━━━━━ TASK MATERIAL

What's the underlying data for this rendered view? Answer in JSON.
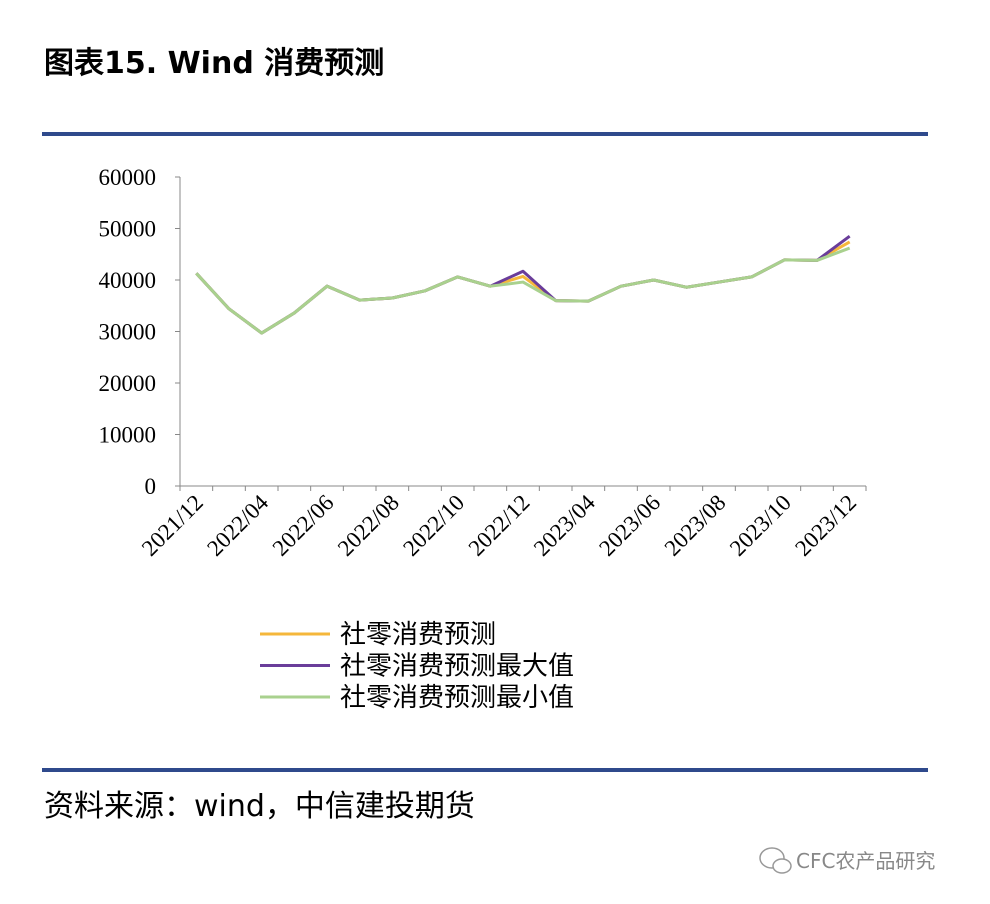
{
  "header": {
    "title": "图表15. Wind 消费预测"
  },
  "chart_data": {
    "type": "line",
    "categories": [
      "2021/12",
      null,
      "2022/04",
      null,
      "2022/06",
      null,
      "2022/08",
      null,
      "2022/10",
      null,
      "2022/12",
      null,
      "2023/04",
      null,
      "2023/06",
      null,
      "2023/08",
      null,
      "2023/10",
      null,
      "2023/12"
    ],
    "series": [
      {
        "name": "社零消费预测",
        "color": "#f5b73b",
        "values": [
          41300,
          34400,
          29700,
          33600,
          38800,
          36100,
          36500,
          37900,
          40600,
          38800,
          40700,
          36000,
          35900,
          38800,
          40000,
          38600,
          39600,
          40600,
          43900,
          43800,
          47400
        ]
      },
      {
        "name": "社零消费预测最大值",
        "color": "#6a3d9a",
        "values": [
          41300,
          34400,
          29700,
          33600,
          38800,
          36100,
          36500,
          37900,
          40600,
          38800,
          41700,
          36000,
          35900,
          38800,
          40000,
          38600,
          39600,
          40600,
          43900,
          43800,
          48500
        ]
      },
      {
        "name": "社零消费预测最小值",
        "color": "#a9d18e",
        "values": [
          41300,
          34400,
          29700,
          33600,
          38800,
          36100,
          36500,
          37900,
          40600,
          38800,
          39600,
          36000,
          35900,
          38800,
          40000,
          38600,
          39600,
          40600,
          43900,
          43800,
          46200
        ]
      }
    ],
    "ylim": [
      0,
      60000
    ],
    "yticks": [
      0,
      10000,
      20000,
      30000,
      40000,
      50000,
      60000
    ],
    "grid": false
  },
  "source": {
    "text": "资料来源：wind，中信建投期货"
  },
  "watermark": {
    "text": "CFC农产品研究"
  }
}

━━━━━━━━━━

__EXERCISE DESCRIPTION__. Give back every line exactly as it stands, pictures excluded.

__REPLY__.
What's the underlying data for this rendered view? Answer in JSON.
{
  "header": {
    "title": "图表15. Wind 消费预测"
  },
  "chart_data": {
    "type": "line",
    "categories": [
      "2021/12",
      null,
      "2022/04",
      null,
      "2022/06",
      null,
      "2022/08",
      null,
      "2022/10",
      null,
      "2022/12",
      null,
      "2023/04",
      null,
      "2023/06",
      null,
      "2023/08",
      null,
      "2023/10",
      null,
      "2023/12"
    ],
    "series": [
      {
        "name": "社零消费预测",
        "color": "#f5b73b",
        "values": [
          41300,
          34400,
          29700,
          33600,
          38800,
          36100,
          36500,
          37900,
          40600,
          38800,
          40700,
          36000,
          35900,
          38800,
          40000,
          38600,
          39600,
          40600,
          43900,
          43800,
          47400
        ]
      },
      {
        "name": "社零消费预测最大值",
        "color": "#6a3d9a",
        "values": [
          41300,
          34400,
          29700,
          33600,
          38800,
          36100,
          36500,
          37900,
          40600,
          38800,
          41700,
          36000,
          35900,
          38800,
          40000,
          38600,
          39600,
          40600,
          43900,
          43800,
          48500
        ]
      },
      {
        "name": "社零消费预测最小值",
        "color": "#a9d18e",
        "values": [
          41300,
          34400,
          29700,
          33600,
          38800,
          36100,
          36500,
          37900,
          40600,
          38800,
          39600,
          36000,
          35900,
          38800,
          40000,
          38600,
          39600,
          40600,
          43900,
          43800,
          46200
        ]
      }
    ],
    "ylim": [
      0,
      60000
    ],
    "yticks": [
      0,
      10000,
      20000,
      30000,
      40000,
      50000,
      60000
    ],
    "grid": false
  },
  "source": {
    "text": "资料来源：wind，中信建投期货"
  },
  "watermark": {
    "text": "CFC农产品研究"
  }
}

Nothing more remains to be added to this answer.